EXERCISE OBJECTIVE
Return each line of the material verbatim.
* * * * *
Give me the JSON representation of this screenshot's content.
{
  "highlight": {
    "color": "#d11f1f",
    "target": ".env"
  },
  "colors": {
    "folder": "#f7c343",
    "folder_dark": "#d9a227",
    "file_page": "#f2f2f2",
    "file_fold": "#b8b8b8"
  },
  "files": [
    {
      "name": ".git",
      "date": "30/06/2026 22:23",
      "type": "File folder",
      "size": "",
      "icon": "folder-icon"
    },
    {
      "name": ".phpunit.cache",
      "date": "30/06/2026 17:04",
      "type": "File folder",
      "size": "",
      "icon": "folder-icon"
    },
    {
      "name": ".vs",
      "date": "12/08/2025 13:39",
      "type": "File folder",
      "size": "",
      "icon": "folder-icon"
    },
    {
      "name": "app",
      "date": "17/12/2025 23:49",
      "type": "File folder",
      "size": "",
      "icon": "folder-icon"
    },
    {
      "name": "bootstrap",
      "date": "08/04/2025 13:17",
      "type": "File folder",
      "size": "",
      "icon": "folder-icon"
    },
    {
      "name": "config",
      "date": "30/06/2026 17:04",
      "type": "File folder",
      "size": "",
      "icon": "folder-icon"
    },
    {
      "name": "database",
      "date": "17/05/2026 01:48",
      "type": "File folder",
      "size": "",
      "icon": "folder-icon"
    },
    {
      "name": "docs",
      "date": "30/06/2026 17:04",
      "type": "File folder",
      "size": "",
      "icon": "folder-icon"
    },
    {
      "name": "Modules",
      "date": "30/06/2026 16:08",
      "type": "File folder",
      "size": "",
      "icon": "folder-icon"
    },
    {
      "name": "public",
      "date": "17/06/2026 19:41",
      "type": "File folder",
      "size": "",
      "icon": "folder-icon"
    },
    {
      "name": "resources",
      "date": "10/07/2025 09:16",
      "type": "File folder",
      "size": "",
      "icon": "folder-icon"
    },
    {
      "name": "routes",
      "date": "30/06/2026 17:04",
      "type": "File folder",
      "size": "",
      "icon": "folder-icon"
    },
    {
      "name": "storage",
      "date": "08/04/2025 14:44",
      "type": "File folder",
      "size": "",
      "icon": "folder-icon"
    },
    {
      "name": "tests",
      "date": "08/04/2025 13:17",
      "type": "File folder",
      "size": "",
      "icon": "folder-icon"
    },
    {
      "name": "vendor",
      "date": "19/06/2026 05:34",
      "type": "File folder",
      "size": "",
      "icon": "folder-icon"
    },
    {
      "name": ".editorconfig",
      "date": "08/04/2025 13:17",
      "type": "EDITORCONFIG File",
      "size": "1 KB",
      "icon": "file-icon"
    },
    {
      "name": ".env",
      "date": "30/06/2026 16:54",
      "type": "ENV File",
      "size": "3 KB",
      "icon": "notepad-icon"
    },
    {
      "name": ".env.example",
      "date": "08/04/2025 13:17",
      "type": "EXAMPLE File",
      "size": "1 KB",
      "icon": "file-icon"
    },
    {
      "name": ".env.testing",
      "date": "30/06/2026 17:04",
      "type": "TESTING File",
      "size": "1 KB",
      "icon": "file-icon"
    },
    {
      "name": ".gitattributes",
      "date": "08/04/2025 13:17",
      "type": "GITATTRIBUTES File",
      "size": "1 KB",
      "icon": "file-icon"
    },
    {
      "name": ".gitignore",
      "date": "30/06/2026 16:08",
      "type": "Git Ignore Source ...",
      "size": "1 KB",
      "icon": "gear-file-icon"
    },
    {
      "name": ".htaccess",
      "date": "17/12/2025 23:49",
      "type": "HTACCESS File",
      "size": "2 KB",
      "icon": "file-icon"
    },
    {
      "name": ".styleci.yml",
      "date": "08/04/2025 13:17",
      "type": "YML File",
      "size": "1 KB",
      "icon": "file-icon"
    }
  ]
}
* * * * *
THE RESPONSE
Give me the JSON representation of this screenshot's content.
{
  "highlight": {
    "color": "#d11f1f",
    "target": ".env"
  },
  "colors": {
    "folder": "#f7c343",
    "folder_dark": "#d9a227",
    "file_page": "#f2f2f2",
    "file_fold": "#b8b8b8"
  },
  "files": [
    {
      "name": ".git",
      "date": "30/06/2026 22:23",
      "type": "File folder",
      "size": "",
      "icon": "folder-icon"
    },
    {
      "name": ".phpunit.cache",
      "date": "30/06/2026 17:04",
      "type": "File folder",
      "size": "",
      "icon": "folder-icon"
    },
    {
      "name": ".vs",
      "date": "12/08/2025 13:39",
      "type": "File folder",
      "size": "",
      "icon": "folder-icon"
    },
    {
      "name": "app",
      "date": "17/12/2025 23:49",
      "type": "File folder",
      "size": "",
      "icon": "folder-icon"
    },
    {
      "name": "bootstrap",
      "date": "08/04/2025 13:17",
      "type": "File folder",
      "size": "",
      "icon": "folder-icon"
    },
    {
      "name": "config",
      "date": "30/06/2026 17:04",
      "type": "File folder",
      "size": "",
      "icon": "folder-icon"
    },
    {
      "name": "database",
      "date": "17/05/2026 01:48",
      "type": "File folder",
      "size": "",
      "icon": "folder-icon"
    },
    {
      "name": "docs",
      "date": "30/06/2026 17:04",
      "type": "File folder",
      "size": "",
      "icon": "folder-icon"
    },
    {
      "name": "Modules",
      "date": "30/06/2026 16:08",
      "type": "File folder",
      "size": "",
      "icon": "folder-icon"
    },
    {
      "name": "public",
      "date": "17/06/2026 19:41",
      "type": "File folder",
      "size": "",
      "icon": "folder-icon"
    },
    {
      "name": "resources",
      "date": "10/07/2025 09:16",
      "type": "File folder",
      "size": "",
      "icon": "folder-icon"
    },
    {
      "name": "routes",
      "date": "30/06/2026 17:04",
      "type": "File folder",
      "size": "",
      "icon": "folder-icon"
    },
    {
      "name": "storage",
      "date": "08/04/2025 14:44",
      "type": "File folder",
      "size": "",
      "icon": "folder-icon"
    },
    {
      "name": "tests",
      "date": "08/04/2025 13:17",
      "type": "File folder",
      "size": "",
      "icon": "folder-icon"
    },
    {
      "name": "vendor",
      "date": "19/06/2026 05:34",
      "type": "File folder",
      "size": "",
      "icon": "folder-icon"
    },
    {
      "name": ".editorconfig",
      "date": "08/04/2025 13:17",
      "type": "EDITORCONFIG File",
      "size": "1 KB",
      "icon": "file-icon"
    },
    {
      "name": ".env",
      "date": "30/06/2026 16:54",
      "type": "ENV File",
      "size": "3 KB",
      "icon": "notepad-icon"
    },
    {
      "name": ".env.example",
      "date": "08/04/2025 13:17",
      "type": "EXAMPLE File",
      "size": "1 KB",
      "icon": "file-icon"
    },
    {
      "name": ".env.testing",
      "date": "30/06/2026 17:04",
      "type": "TESTING File",
      "size": "1 KB",
      "icon": "file-icon"
    },
    {
      "name": ".gitattributes",
      "date": "08/04/2025 13:17",
      "type": "GITATTRIBUTES File",
      "size": "1 KB",
      "icon": "file-icon"
    },
    {
      "name": ".gitignore",
      "date": "30/06/2026 16:08",
      "type": "Git Ignore Source ...",
      "size": "1 KB",
      "icon": "gear-file-icon"
    },
    {
      "name": ".htaccess",
      "date": "17/12/2025 23:49",
      "type": "HTACCESS File",
      "size": "2 KB",
      "icon": "file-icon"
    },
    {
      "name": ".styleci.yml",
      "date": "08/04/2025 13:17",
      "type": "YML File",
      "size": "1 KB",
      "icon": "file-icon"
    }
  ]
}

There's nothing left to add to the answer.